┏━━

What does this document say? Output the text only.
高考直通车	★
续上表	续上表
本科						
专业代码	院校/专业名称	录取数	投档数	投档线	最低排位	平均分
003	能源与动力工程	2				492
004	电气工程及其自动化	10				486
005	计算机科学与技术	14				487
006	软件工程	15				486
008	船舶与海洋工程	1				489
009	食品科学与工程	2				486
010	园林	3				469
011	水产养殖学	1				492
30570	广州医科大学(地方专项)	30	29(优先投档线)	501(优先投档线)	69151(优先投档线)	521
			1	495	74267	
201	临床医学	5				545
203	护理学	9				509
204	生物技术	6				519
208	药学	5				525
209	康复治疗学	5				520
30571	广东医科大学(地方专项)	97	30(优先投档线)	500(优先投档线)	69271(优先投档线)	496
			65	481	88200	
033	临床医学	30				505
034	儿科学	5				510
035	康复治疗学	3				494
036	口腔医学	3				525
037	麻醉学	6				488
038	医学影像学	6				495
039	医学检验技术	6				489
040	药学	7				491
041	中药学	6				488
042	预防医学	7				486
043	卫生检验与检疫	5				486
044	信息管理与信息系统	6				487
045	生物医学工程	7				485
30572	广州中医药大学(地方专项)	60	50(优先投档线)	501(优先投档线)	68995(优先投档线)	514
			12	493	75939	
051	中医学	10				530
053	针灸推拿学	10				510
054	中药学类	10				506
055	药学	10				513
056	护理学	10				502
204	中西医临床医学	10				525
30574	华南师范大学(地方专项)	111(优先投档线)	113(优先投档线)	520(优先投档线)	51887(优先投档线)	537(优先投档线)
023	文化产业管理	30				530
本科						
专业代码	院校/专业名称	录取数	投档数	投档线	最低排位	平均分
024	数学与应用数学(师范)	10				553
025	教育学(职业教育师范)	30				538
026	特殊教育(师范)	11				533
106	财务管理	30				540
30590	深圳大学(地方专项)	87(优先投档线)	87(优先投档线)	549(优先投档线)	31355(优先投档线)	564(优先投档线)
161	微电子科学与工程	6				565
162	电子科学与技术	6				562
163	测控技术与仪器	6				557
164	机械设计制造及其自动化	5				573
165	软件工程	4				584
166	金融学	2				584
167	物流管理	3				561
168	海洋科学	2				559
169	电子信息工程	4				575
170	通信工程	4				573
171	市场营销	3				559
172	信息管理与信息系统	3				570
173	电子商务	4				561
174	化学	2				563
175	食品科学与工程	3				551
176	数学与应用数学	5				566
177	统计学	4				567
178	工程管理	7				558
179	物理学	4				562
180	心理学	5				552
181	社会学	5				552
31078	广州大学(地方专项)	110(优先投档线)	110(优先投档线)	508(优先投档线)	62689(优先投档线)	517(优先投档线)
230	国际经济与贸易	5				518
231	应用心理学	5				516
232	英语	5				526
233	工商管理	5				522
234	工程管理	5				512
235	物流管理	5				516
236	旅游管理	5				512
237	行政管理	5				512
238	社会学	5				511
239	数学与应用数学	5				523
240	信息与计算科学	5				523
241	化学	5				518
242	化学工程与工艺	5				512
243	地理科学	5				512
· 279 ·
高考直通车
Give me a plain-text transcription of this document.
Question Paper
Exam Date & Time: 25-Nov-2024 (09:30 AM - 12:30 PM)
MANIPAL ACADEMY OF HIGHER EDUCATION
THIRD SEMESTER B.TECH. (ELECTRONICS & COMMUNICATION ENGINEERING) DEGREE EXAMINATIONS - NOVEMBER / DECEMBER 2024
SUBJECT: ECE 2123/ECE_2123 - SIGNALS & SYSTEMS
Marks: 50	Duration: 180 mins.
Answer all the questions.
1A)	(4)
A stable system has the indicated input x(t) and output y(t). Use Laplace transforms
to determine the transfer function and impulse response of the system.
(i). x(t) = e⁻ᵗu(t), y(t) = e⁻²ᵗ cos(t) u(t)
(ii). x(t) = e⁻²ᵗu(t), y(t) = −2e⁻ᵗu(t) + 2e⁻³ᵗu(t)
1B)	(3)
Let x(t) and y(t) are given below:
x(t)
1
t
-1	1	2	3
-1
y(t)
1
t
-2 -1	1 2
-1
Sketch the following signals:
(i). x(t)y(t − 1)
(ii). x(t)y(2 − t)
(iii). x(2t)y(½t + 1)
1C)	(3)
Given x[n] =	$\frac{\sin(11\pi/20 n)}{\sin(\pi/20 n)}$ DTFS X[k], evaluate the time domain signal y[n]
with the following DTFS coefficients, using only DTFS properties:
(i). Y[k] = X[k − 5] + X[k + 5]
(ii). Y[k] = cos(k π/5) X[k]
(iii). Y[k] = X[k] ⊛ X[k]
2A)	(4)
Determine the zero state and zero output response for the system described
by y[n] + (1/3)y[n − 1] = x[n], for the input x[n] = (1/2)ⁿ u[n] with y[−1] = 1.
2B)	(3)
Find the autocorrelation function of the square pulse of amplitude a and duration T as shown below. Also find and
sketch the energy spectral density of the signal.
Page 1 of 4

┗━━

** Task **
Go through the data and gather every line that holds "text".

** Exercise output **
What does this document say? Output the text only.
Give me a plain-text transcription of this document.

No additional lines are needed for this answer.